#### The input

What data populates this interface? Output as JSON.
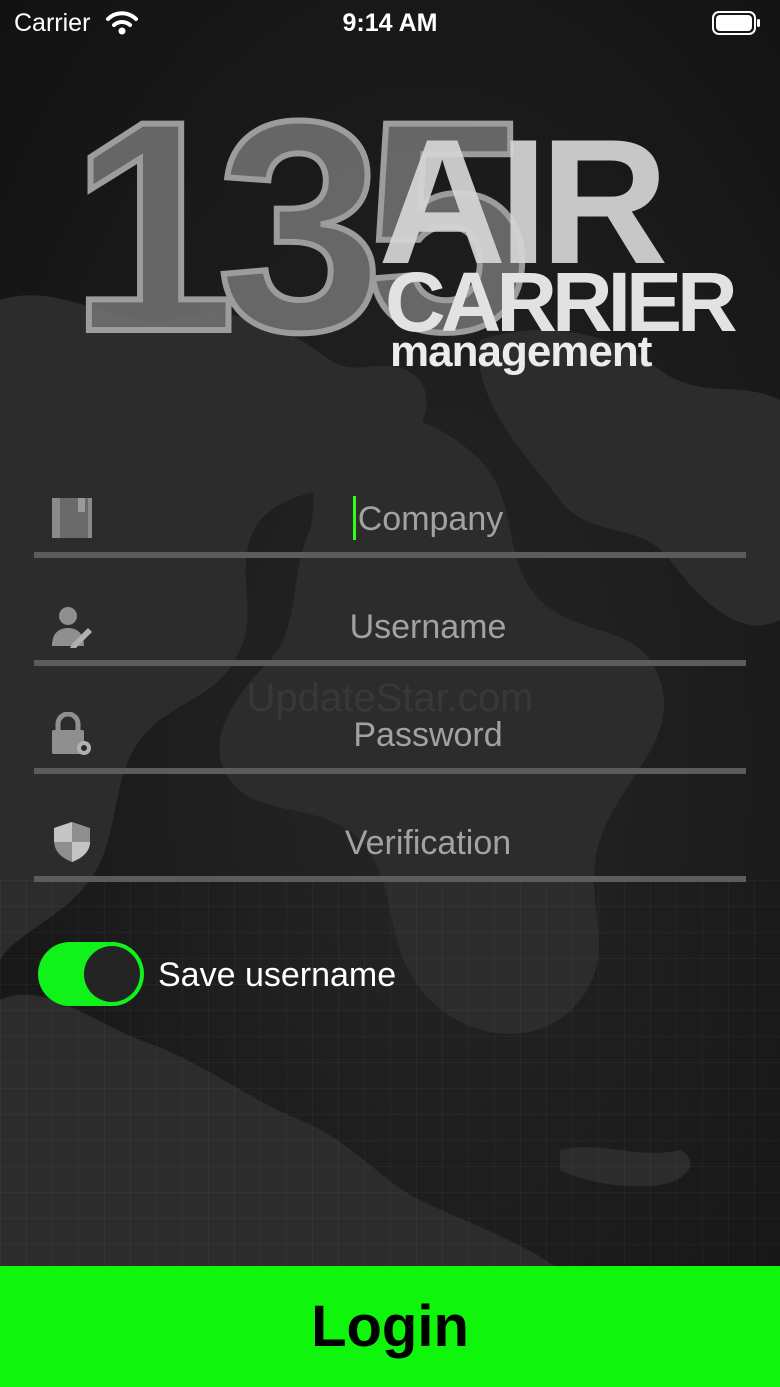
{
  "status_bar": {
    "carrier": "Carrier",
    "time": "9:14 AM"
  },
  "logo": {
    "number": "135",
    "line1": "AIR",
    "line2": "CARRIER",
    "line3": "management"
  },
  "form": {
    "fields": [
      {
        "placeholder": "Company",
        "icon": "book-icon"
      },
      {
        "placeholder": "Username",
        "icon": "user-edit-icon"
      },
      {
        "placeholder": "Password",
        "icon": "lock-gear-icon"
      },
      {
        "placeholder": "Verification",
        "icon": "shield-icon"
      }
    ],
    "save_username": {
      "label": "Save username",
      "on": true
    }
  },
  "watermark": "UpdateStar.com",
  "login_label": "Login",
  "colors": {
    "accent": "#0FF50C",
    "background": "#1B1B1B",
    "placeholder": "#A2A2A2",
    "underline": "#5C5C5C"
  }
}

########

How many lines of the entries above hold the string "icon"? Reply with the number alone.

4